**Problem to solve**. Gather from the material every line that contains the string "Tradução".

# # #

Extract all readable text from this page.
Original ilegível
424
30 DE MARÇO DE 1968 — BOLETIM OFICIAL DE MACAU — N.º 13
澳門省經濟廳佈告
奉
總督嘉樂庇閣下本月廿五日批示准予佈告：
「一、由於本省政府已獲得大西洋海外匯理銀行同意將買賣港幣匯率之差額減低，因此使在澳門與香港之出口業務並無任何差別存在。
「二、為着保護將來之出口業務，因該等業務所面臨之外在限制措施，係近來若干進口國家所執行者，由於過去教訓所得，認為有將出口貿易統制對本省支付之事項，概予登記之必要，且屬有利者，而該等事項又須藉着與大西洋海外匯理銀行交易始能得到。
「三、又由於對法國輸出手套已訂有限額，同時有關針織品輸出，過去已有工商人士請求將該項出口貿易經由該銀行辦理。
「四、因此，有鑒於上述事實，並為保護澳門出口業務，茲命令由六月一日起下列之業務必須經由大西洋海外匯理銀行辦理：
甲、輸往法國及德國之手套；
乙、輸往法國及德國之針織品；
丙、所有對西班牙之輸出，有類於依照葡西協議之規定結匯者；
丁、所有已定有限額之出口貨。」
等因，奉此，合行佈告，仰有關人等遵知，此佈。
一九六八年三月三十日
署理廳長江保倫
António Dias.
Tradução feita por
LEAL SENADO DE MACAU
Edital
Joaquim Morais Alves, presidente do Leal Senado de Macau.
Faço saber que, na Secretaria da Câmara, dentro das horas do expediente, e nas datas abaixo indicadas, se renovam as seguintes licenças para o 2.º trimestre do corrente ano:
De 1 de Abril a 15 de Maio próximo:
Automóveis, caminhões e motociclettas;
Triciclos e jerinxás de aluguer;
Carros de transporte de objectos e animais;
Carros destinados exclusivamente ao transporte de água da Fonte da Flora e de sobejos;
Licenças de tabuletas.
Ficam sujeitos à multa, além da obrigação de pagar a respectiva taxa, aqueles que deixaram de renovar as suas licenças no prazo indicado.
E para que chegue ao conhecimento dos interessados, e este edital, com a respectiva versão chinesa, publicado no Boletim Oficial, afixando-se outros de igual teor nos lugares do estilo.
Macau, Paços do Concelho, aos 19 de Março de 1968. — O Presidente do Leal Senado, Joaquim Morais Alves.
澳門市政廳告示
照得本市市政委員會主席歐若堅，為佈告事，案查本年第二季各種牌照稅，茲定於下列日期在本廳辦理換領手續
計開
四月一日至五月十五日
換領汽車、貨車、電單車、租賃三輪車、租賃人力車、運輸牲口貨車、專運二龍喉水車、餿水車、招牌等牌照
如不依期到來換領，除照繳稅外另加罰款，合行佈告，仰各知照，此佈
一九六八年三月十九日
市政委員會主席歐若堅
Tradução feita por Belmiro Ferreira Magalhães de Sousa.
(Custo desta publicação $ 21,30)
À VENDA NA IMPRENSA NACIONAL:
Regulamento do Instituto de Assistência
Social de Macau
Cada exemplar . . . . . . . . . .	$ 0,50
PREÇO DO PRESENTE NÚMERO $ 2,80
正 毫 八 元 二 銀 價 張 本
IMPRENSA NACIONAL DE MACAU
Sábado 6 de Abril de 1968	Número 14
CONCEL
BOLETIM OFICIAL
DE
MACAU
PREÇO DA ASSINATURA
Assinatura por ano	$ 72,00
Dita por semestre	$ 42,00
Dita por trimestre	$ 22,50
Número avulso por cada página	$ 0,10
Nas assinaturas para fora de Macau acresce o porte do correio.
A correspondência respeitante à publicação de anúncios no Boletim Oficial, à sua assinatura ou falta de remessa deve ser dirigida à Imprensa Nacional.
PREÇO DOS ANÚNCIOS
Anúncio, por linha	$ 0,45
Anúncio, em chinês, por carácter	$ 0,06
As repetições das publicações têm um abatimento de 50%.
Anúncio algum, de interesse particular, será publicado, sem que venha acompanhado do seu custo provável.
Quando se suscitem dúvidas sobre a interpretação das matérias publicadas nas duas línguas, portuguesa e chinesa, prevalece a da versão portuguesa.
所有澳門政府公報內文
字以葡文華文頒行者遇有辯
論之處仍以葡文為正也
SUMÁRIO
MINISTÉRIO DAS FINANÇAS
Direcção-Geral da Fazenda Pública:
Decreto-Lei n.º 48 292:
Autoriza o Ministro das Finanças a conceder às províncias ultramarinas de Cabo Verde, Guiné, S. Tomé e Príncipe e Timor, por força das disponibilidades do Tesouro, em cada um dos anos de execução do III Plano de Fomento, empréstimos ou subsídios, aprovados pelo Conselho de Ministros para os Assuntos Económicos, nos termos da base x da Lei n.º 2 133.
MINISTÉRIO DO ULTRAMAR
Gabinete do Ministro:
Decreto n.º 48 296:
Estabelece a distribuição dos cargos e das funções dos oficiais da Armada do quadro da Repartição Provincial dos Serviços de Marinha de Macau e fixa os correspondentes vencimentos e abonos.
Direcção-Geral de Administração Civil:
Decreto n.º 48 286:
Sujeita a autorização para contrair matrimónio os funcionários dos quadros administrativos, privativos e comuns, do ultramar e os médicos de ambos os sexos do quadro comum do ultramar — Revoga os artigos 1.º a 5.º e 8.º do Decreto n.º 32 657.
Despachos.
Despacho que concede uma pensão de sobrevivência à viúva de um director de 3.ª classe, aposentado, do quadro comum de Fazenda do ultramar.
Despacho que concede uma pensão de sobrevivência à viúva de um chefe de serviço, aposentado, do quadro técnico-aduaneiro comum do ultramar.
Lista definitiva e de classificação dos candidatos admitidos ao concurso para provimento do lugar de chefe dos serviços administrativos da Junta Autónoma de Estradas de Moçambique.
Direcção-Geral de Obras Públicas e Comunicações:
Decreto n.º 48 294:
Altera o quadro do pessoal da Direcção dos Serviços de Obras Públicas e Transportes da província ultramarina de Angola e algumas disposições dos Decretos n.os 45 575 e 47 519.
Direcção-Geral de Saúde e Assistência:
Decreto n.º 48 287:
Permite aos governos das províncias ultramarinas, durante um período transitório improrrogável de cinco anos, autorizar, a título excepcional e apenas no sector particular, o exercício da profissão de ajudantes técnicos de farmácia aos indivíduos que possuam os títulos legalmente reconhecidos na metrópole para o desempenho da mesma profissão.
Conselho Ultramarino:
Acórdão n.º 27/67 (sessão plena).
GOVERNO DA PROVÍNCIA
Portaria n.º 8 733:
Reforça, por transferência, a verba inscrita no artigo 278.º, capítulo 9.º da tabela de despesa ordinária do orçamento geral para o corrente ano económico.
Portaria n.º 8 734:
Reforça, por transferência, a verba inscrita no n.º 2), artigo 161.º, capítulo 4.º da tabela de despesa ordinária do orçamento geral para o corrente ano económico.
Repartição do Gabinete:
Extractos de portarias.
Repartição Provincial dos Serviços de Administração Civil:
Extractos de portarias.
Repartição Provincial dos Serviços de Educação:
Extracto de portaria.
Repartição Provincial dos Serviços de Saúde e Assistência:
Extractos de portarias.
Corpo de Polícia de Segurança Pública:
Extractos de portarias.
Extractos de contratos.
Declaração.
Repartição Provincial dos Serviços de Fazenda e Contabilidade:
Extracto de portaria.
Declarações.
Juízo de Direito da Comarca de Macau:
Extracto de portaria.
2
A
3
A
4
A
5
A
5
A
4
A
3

# # #

**The result**.
Tradução feita por
Tradução feita por Belmiro Ferreira Magalhães de Sousa.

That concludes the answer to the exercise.